**Written request**.
Set the listing down again exactly, please, apart from its pictures.

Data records
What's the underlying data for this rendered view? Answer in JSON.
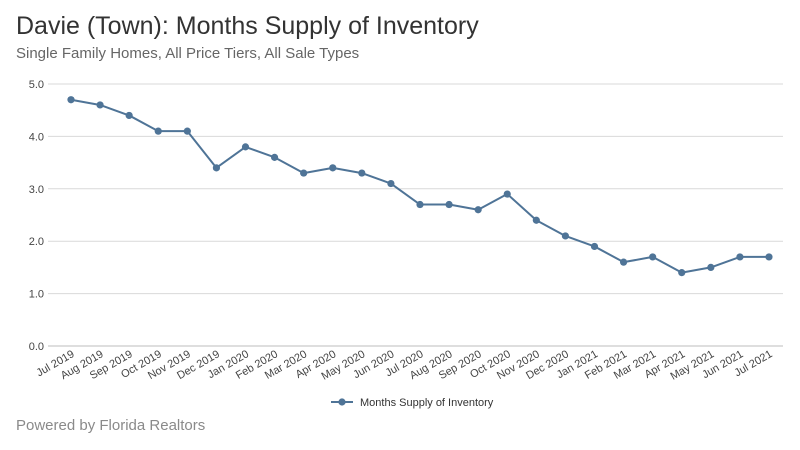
{
  "header": {
    "title": "Davie (Town): Months Supply of Inventory",
    "subtitle": "Single Family Homes, All Price Tiers, All Sale Types"
  },
  "footer": {
    "text": "Powered by Florida Realtors"
  },
  "chart_data": {
    "type": "line",
    "title": "Davie (Town): Months Supply of Inventory",
    "subtitle": "Single Family Homes, All Price Tiers, All Sale Types",
    "xlabel": "",
    "ylabel": "",
    "categories": [
      "Jul 2019",
      "Aug 2019",
      "Sep 2019",
      "Oct 2019",
      "Nov 2019",
      "Dec 2019",
      "Jan 2020",
      "Feb 2020",
      "Mar 2020",
      "Apr 2020",
      "May 2020",
      "Jun 2020",
      "Jul 2020",
      "Aug 2020",
      "Sep 2020",
      "Oct 2020",
      "Nov 2020",
      "Dec 2020",
      "Jan 2021",
      "Feb 2021",
      "Mar 2021",
      "Apr 2021",
      "May 2021",
      "Jun 2021",
      "Jul 2021"
    ],
    "series": [
      {
        "name": "Months Supply of Inventory",
        "values": [
          4.7,
          4.6,
          4.4,
          4.1,
          4.1,
          3.4,
          3.8,
          3.6,
          3.3,
          3.4,
          3.3,
          3.1,
          2.7,
          2.7,
          2.6,
          2.9,
          2.4,
          2.1,
          1.9,
          1.6,
          1.7,
          1.4,
          1.5,
          1.7,
          1.7
        ]
      }
    ],
    "yticks": [
      "0.0",
      "1.0",
      "2.0",
      "3.0",
      "4.0",
      "5.0"
    ],
    "ylim": [
      0,
      5
    ],
    "grid": true,
    "legend_position": "bottom-center",
    "colors": {
      "series": "#4f7497",
      "grid": "#d9d9d9",
      "axis_text": "#444444"
    }
  }
}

**Answer below**.
What's the underlying data for this rendered view? Answer in JSON.
{
  "header": {
    "title": "Davie (Town): Months Supply of Inventory",
    "subtitle": "Single Family Homes, All Price Tiers, All Sale Types"
  },
  "footer": {
    "text": "Powered by Florida Realtors"
  },
  "chart_data": {
    "type": "line",
    "title": "Davie (Town): Months Supply of Inventory",
    "subtitle": "Single Family Homes, All Price Tiers, All Sale Types",
    "xlabel": "",
    "ylabel": "",
    "categories": [
      "Jul 2019",
      "Aug 2019",
      "Sep 2019",
      "Oct 2019",
      "Nov 2019",
      "Dec 2019",
      "Jan 2020",
      "Feb 2020",
      "Mar 2020",
      "Apr 2020",
      "May 2020",
      "Jun 2020",
      "Jul 2020",
      "Aug 2020",
      "Sep 2020",
      "Oct 2020",
      "Nov 2020",
      "Dec 2020",
      "Jan 2021",
      "Feb 2021",
      "Mar 2021",
      "Apr 2021",
      "May 2021",
      "Jun 2021",
      "Jul 2021"
    ],
    "series": [
      {
        "name": "Months Supply of Inventory",
        "values": [
          4.7,
          4.6,
          4.4,
          4.1,
          4.1,
          3.4,
          3.8,
          3.6,
          3.3,
          3.4,
          3.3,
          3.1,
          2.7,
          2.7,
          2.6,
          2.9,
          2.4,
          2.1,
          1.9,
          1.6,
          1.7,
          1.4,
          1.5,
          1.7,
          1.7
        ]
      }
    ],
    "yticks": [
      "0.0",
      "1.0",
      "2.0",
      "3.0",
      "4.0",
      "5.0"
    ],
    "ylim": [
      0,
      5
    ],
    "grid": true,
    "legend_position": "bottom-center",
    "colors": {
      "series": "#4f7497",
      "grid": "#d9d9d9",
      "axis_text": "#444444"
    }
  }
}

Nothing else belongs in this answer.